# RAW DATA:

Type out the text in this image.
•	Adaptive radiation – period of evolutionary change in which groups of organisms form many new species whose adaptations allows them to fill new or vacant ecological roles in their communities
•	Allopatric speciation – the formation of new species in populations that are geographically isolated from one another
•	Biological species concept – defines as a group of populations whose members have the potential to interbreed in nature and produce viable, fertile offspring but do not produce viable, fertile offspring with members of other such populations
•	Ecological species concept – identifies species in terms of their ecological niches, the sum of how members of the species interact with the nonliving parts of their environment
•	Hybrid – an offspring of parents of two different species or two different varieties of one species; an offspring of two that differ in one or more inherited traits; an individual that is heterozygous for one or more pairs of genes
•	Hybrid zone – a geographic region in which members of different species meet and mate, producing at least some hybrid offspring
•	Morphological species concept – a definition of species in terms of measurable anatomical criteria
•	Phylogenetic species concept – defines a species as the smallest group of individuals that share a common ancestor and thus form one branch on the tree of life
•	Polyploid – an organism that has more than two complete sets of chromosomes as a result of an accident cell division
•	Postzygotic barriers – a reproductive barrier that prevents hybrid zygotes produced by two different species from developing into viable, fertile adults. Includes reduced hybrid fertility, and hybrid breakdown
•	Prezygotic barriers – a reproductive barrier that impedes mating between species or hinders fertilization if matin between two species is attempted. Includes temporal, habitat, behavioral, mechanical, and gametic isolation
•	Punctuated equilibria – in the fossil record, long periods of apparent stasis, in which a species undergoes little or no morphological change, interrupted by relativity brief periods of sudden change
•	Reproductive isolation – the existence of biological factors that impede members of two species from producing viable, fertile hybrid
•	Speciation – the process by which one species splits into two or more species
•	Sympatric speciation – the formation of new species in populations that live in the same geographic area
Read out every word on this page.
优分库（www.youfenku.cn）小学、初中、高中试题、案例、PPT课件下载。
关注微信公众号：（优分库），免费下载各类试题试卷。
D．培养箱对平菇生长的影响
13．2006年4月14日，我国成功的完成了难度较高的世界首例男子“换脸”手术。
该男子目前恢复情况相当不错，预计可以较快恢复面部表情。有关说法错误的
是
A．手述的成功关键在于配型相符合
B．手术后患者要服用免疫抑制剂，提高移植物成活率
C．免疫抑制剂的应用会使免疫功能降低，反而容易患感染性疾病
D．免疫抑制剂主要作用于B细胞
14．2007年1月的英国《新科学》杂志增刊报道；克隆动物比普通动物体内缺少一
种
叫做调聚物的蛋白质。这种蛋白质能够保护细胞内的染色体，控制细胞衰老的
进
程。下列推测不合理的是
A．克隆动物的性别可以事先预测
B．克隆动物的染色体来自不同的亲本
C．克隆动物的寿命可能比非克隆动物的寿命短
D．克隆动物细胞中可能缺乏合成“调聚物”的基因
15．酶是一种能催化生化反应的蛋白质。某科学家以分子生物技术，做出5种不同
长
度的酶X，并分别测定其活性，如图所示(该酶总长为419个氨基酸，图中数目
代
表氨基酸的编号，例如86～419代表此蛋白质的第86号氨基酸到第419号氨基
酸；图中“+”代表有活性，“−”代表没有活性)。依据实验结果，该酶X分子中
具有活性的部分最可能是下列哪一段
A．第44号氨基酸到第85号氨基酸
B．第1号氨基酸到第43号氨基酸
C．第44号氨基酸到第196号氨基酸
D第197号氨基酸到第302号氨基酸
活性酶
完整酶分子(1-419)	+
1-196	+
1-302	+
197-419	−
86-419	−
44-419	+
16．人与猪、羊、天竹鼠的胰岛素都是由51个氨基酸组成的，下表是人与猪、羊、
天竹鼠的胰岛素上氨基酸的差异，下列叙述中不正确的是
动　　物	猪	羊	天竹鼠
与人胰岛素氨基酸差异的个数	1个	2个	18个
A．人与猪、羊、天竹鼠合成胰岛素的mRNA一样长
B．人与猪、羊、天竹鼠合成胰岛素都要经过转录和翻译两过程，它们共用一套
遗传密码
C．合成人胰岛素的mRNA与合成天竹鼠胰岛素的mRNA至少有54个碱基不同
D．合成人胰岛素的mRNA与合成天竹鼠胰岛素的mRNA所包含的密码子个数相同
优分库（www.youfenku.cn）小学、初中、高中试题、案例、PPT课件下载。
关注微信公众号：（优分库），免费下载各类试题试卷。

# GOAL OF THE EXERCISE:
Reproduce the material above without altering a single character.

# SOLUTION FOR THIS TASK:
Type out the text in this image.
•	Adaptive radiation – period of evolutionary change in which groups of organisms form many new species whose adaptations allows them to fill new or vacant ecological roles in their communities
•	Allopatric speciation – the formation of new species in populations that are geographically isolated from one another
•	Biological species concept – defines as a group of populations whose members have the potential to interbreed in nature and produce viable, fertile offspring but do not produce viable, fertile offspring with members of other such populations
•	Ecological species concept – identifies species in terms of their ecological niches, the sum of how members of the species interact with the nonliving parts of their environment
•	Hybrid – an offspring of parents of two different species or two different varieties of one species; an offspring of two that differ in one or more inherited traits; an individual that is heterozygous for one or more pairs of genes
•	Hybrid zone – a geographic region in which members of different species meet and mate, producing at least some hybrid offspring
•	Morphological species concept – a definition of species in terms of measurable anatomical criteria
•	Phylogenetic species concept – defines a species as the smallest group of individuals that share a common ancestor and thus form one branch on the tree of life
•	Polyploid – an organism that has more than two complete sets of chromosomes as a result of an accident cell division
•	Postzygotic barriers – a reproductive barrier that prevents hybrid zygotes produced by two different species from developing into viable, fertile adults. Includes reduced hybrid fertility, and hybrid breakdown
•	Prezygotic barriers – a reproductive barrier that impedes mating between species or hinders fertilization if matin between two species is attempted. Includes temporal, habitat, behavioral, mechanical, and gametic isolation
•	Punctuated equilibria – in the fossil record, long periods of apparent stasis, in which a species undergoes little or no morphological change, interrupted by relativity brief periods of sudden change
•	Reproductive isolation – the existence of biological factors that impede members of two species from producing viable, fertile hybrid
•	Speciation – the process by which one species splits into two or more species
•	Sympatric speciation – the formation of new species in populations that live in the same geographic area
Read out every word on this page.
优分库（www.youfenku.cn）小学、初中、高中试题、案例、PPT课件下载。
关注微信公众号：（优分库），免费下载各类试题试卷。
D．培养箱对平菇生长的影响
13．2006年4月14日，我国成功的完成了难度较高的世界首例男子“换脸”手术。
该男子目前恢复情况相当不错，预计可以较快恢复面部表情。有关说法错误的
是
A．手述的成功关键在于配型相符合
B．手术后患者要服用免疫抑制剂，提高移植物成活率
C．免疫抑制剂的应用会使免疫功能降低，反而容易患感染性疾病
D．免疫抑制剂主要作用于B细胞
14．2007年1月的英国《新科学》杂志增刊报道；克隆动物比普通动物体内缺少一
种
叫做调聚物的蛋白质。这种蛋白质能够保护细胞内的染色体，控制细胞衰老的
进
程。下列推测不合理的是
A．克隆动物的性别可以事先预测
B．克隆动物的染色体来自不同的亲本
C．克隆动物的寿命可能比非克隆动物的寿命短
D．克隆动物细胞中可能缺乏合成“调聚物”的基因
15．酶是一种能催化生化反应的蛋白质。某科学家以分子生物技术，做出5种不同
长
度的酶X，并分别测定其活性，如图所示(该酶总长为419个氨基酸，图中数目
代
表氨基酸的编号，例如86～419代表此蛋白质的第86号氨基酸到第419号氨基
酸；图中“+”代表有活性，“−”代表没有活性)。依据实验结果，该酶X分子中
具有活性的部分最可能是下列哪一段
A．第44号氨基酸到第85号氨基酸
B．第1号氨基酸到第43号氨基酸
C．第44号氨基酸到第196号氨基酸
D第197号氨基酸到第302号氨基酸
活性酶
完整酶分子(1-419)	+
1-196	+
1-302	+
197-419	−
86-419	−
44-419	+
16．人与猪、羊、天竹鼠的胰岛素都是由51个氨基酸组成的，下表是人与猪、羊、
天竹鼠的胰岛素上氨基酸的差异，下列叙述中不正确的是
动　　物	猪	羊	天竹鼠
与人胰岛素氨基酸差异的个数	1个	2个	18个
A．人与猪、羊、天竹鼠合成胰岛素的mRNA一样长
B．人与猪、羊、天竹鼠合成胰岛素都要经过转录和翻译两过程，它们共用一套
遗传密码
C．合成人胰岛素的mRNA与合成天竹鼠胰岛素的mRNA至少有54个碱基不同
D．合成人胰岛素的mRNA与合成天竹鼠胰岛素的mRNA所包含的密码子个数相同
优分库（www.youfenku.cn）小学、初中、高中试题、案例、PPT课件下载。
关注微信公众号：（优分库），免费下载各类试题试卷。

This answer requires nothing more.